→ **Exercise aim**: Repeat the records verbatim and leave the pictures out of your copy.

→ **Data for the task**:
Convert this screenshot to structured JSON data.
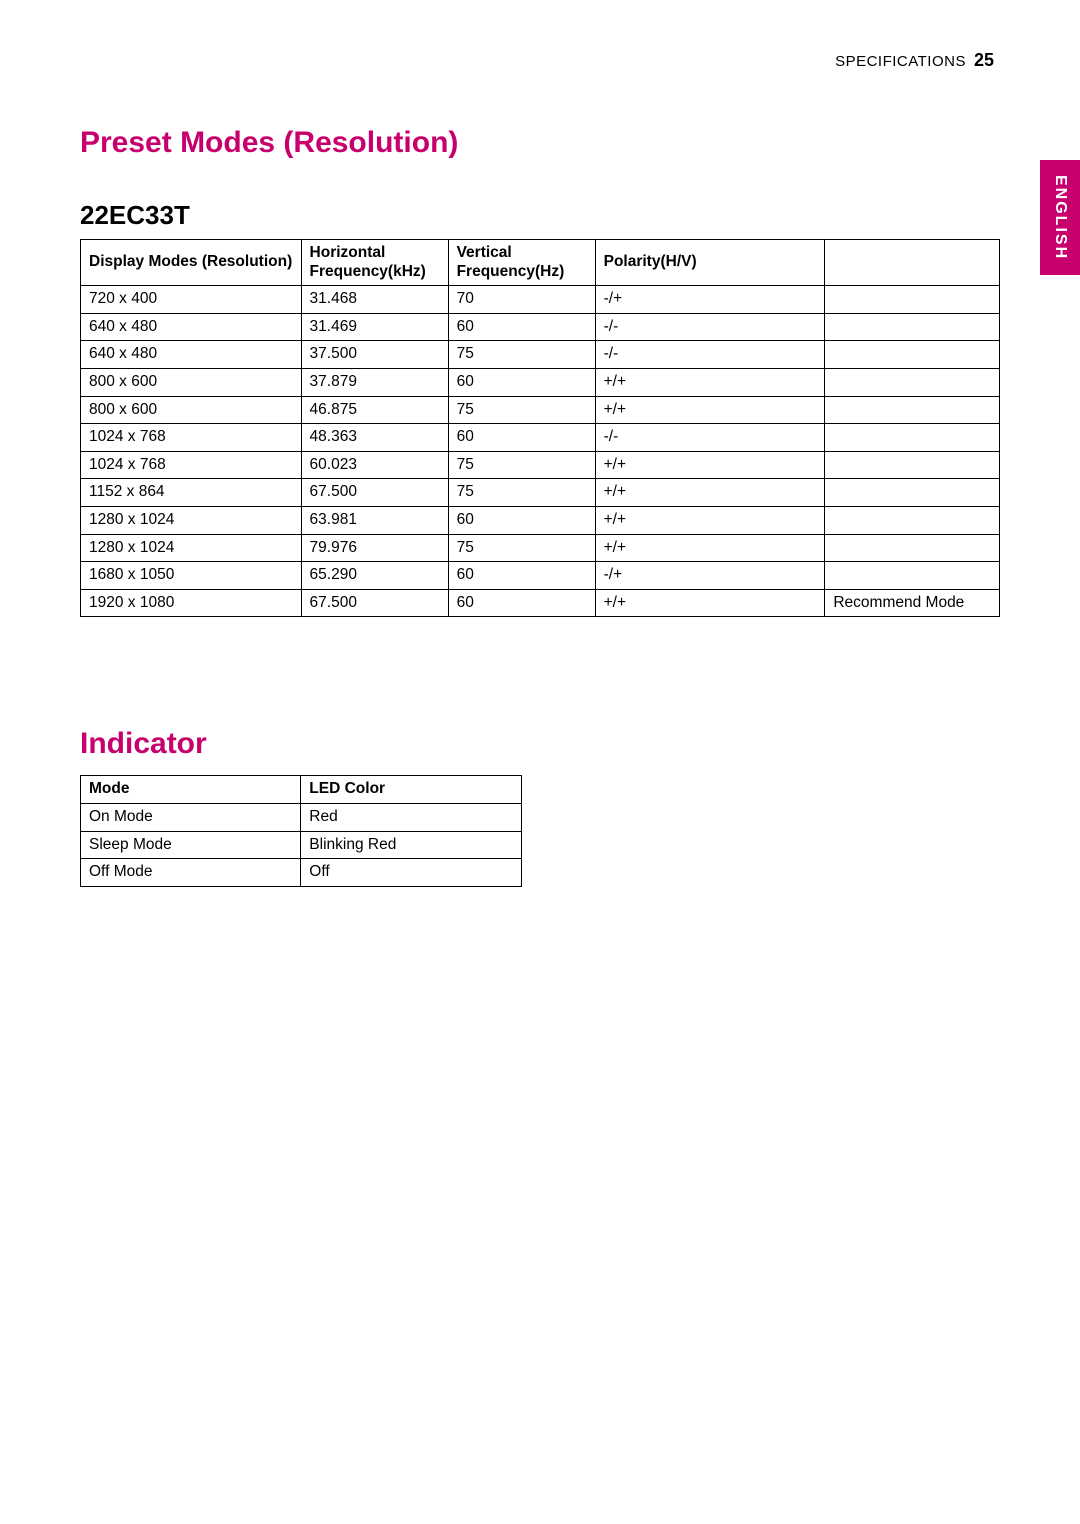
{
  "header": {
    "section_label": "SPECIFICATIONS",
    "page_number": "25"
  },
  "language_tab": "ENGLISH",
  "section1": {
    "title": "Preset Modes (Resolution)",
    "model": "22EC33T",
    "table": {
      "columns": [
        "Display Modes (Resolution)",
        "Horizontal Frequency(kHz)",
        "Vertical Frequency(Hz)",
        "Polarity(H/V)",
        ""
      ],
      "rows": [
        [
          "720 x 400",
          "31.468",
          "70",
          "-/+",
          ""
        ],
        [
          "640 x 480",
          "31.469",
          "60",
          "-/-",
          ""
        ],
        [
          "640 x 480",
          "37.500",
          "75",
          "-/-",
          ""
        ],
        [
          "800 x 600",
          "37.879",
          "60",
          "+/+",
          ""
        ],
        [
          "800 x 600",
          "46.875",
          "75",
          "+/+",
          ""
        ],
        [
          "1024 x 768",
          "48.363",
          "60",
          "-/-",
          ""
        ],
        [
          "1024 x 768",
          "60.023",
          "75",
          "+/+",
          ""
        ],
        [
          "1152 x 864",
          "67.500",
          "75",
          "+/+",
          ""
        ],
        [
          "1280 x 1024",
          "63.981",
          "60",
          "+/+",
          ""
        ],
        [
          "1280 x 1024",
          "79.976",
          "75",
          "+/+",
          ""
        ],
        [
          "1680 x 1050",
          "65.290",
          "60",
          "-/+",
          ""
        ],
        [
          "1920 x 1080",
          "67.500",
          "60",
          "+/+",
          "Recommend Mode"
        ]
      ]
    }
  },
  "section2": {
    "title": "Indicator",
    "table": {
      "columns": [
        "Mode",
        "LED Color"
      ],
      "rows": [
        [
          "On Mode",
          "Red"
        ],
        [
          "Sleep Mode",
          "Blinking Red"
        ],
        [
          "Off Mode",
          "Off"
        ]
      ]
    }
  },
  "style": {
    "accent_color": "#c7006e",
    "text_color": "#000000",
    "background_color": "#ffffff",
    "border_color": "#000000",
    "title_fontsize_pt": 22,
    "model_fontsize_pt": 19,
    "body_fontsize_pt": 11.5
  }
}
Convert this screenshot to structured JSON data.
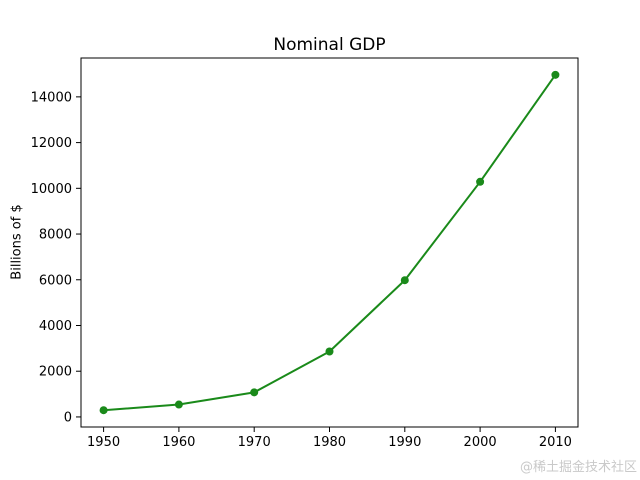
{
  "figure": {
    "title": "Nominal GDP",
    "ylabel": "Billions of $",
    "watermark": "@稀土掘金技术社区"
  },
  "colors": {
    "line": "#1a8a1a",
    "axis": "#000000",
    "text": "#000000",
    "watermark": "#c9c9c9",
    "background": "#ffffff"
  },
  "chart_data": {
    "type": "line",
    "title": "Nominal GDP",
    "xlabel": "",
    "ylabel": "Billions of $",
    "series": [
      {
        "name": "Nominal GDP",
        "x": [
          1950,
          1960,
          1970,
          1980,
          1990,
          2000,
          2010
        ],
        "values": [
          293.7,
          543.3,
          1075.9,
          2862.5,
          5979.6,
          10284.8,
          14964.4
        ]
      }
    ],
    "x_ticks": [
      1950,
      1960,
      1970,
      1980,
      1990,
      2000,
      2010
    ],
    "y_ticks": [
      0,
      2000,
      4000,
      6000,
      8000,
      10000,
      12000,
      14000
    ],
    "xlim": [
      1947,
      2013
    ],
    "ylim": [
      -440,
      15700
    ],
    "grid": false,
    "legend": "none",
    "marker": "o",
    "line_color": "#1a8a1a"
  }
}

→ **Answer**:
Convert this screenshot to structured JSON data.
{
  "header": {
    "section_label": "SPECIFICATIONS",
    "page_number": "25"
  },
  "language_tab": "ENGLISH",
  "section1": {
    "title": "Preset Modes (Resolution)",
    "model": "22EC33T",
    "table": {
      "columns": [
        "Display Modes (Resolution)",
        "Horizontal Frequency(kHz)",
        "Vertical Frequency(Hz)",
        "Polarity(H/V)",
        ""
      ],
      "rows": [
        [
          "720 x 400",
          "31.468",
          "70",
          "-/+",
          ""
        ],
        [
          "640 x 480",
          "31.469",
          "60",
          "-/-",
          ""
        ],
        [
          "640 x 480",
          "37.500",
          "75",
          "-/-",
          ""
        ],
        [
          "800 x 600",
          "37.879",
          "60",
          "+/+",
          ""
        ],
        [
          "800 x 600",
          "46.875",
          "75",
          "+/+",
          ""
        ],
        [
          "1024 x 768",
          "48.363",
          "60",
          "-/-",
          ""
        ],
        [
          "1024 x 768",
          "60.023",
          "75",
          "+/+",
          ""
        ],
        [
          "1152 x 864",
          "67.500",
          "75",
          "+/+",
          ""
        ],
        [
          "1280 x 1024",
          "63.981",
          "60",
          "+/+",
          ""
        ],
        [
          "1280 x 1024",
          "79.976",
          "75",
          "+/+",
          ""
        ],
        [
          "1680 x 1050",
          "65.290",
          "60",
          "-/+",
          ""
        ],
        [
          "1920 x 1080",
          "67.500",
          "60",
          "+/+",
          "Recommend Mode"
        ]
      ]
    }
  },
  "section2": {
    "title": "Indicator",
    "table": {
      "columns": [
        "Mode",
        "LED Color"
      ],
      "rows": [
        [
          "On Mode",
          "Red"
        ],
        [
          "Sleep Mode",
          "Blinking Red"
        ],
        [
          "Off Mode",
          "Off"
        ]
      ]
    }
  },
  "style": {
    "accent_color": "#c7006e",
    "text_color": "#000000",
    "background_color": "#ffffff",
    "border_color": "#000000",
    "title_fontsize_pt": 22,
    "model_fontsize_pt": 19,
    "body_fontsize_pt": 11.5
  }
}
Convert this screenshot to structured JSON data.
{
  "figure": {
    "title": "Nominal GDP",
    "ylabel": "Billions of $",
    "watermark": "@稀土掘金技术社区"
  },
  "colors": {
    "line": "#1a8a1a",
    "axis": "#000000",
    "text": "#000000",
    "watermark": "#c9c9c9",
    "background": "#ffffff"
  },
  "chart_data": {
    "type": "line",
    "title": "Nominal GDP",
    "xlabel": "",
    "ylabel": "Billions of $",
    "series": [
      {
        "name": "Nominal GDP",
        "x": [
          1950,
          1960,
          1970,
          1980,
          1990,
          2000,
          2010
        ],
        "values": [
          293.7,
          543.3,
          1075.9,
          2862.5,
          5979.6,
          10284.8,
          14964.4
        ]
      }
    ],
    "x_ticks": [
      1950,
      1960,
      1970,
      1980,
      1990,
      2000,
      2010
    ],
    "y_ticks": [
      0,
      2000,
      4000,
      6000,
      8000,
      10000,
      12000,
      14000
    ],
    "xlim": [
      1947,
      2013
    ],
    "ylim": [
      -440,
      15700
    ],
    "grid": false,
    "legend": "none",
    "marker": "o",
    "line_color": "#1a8a1a"
  }
}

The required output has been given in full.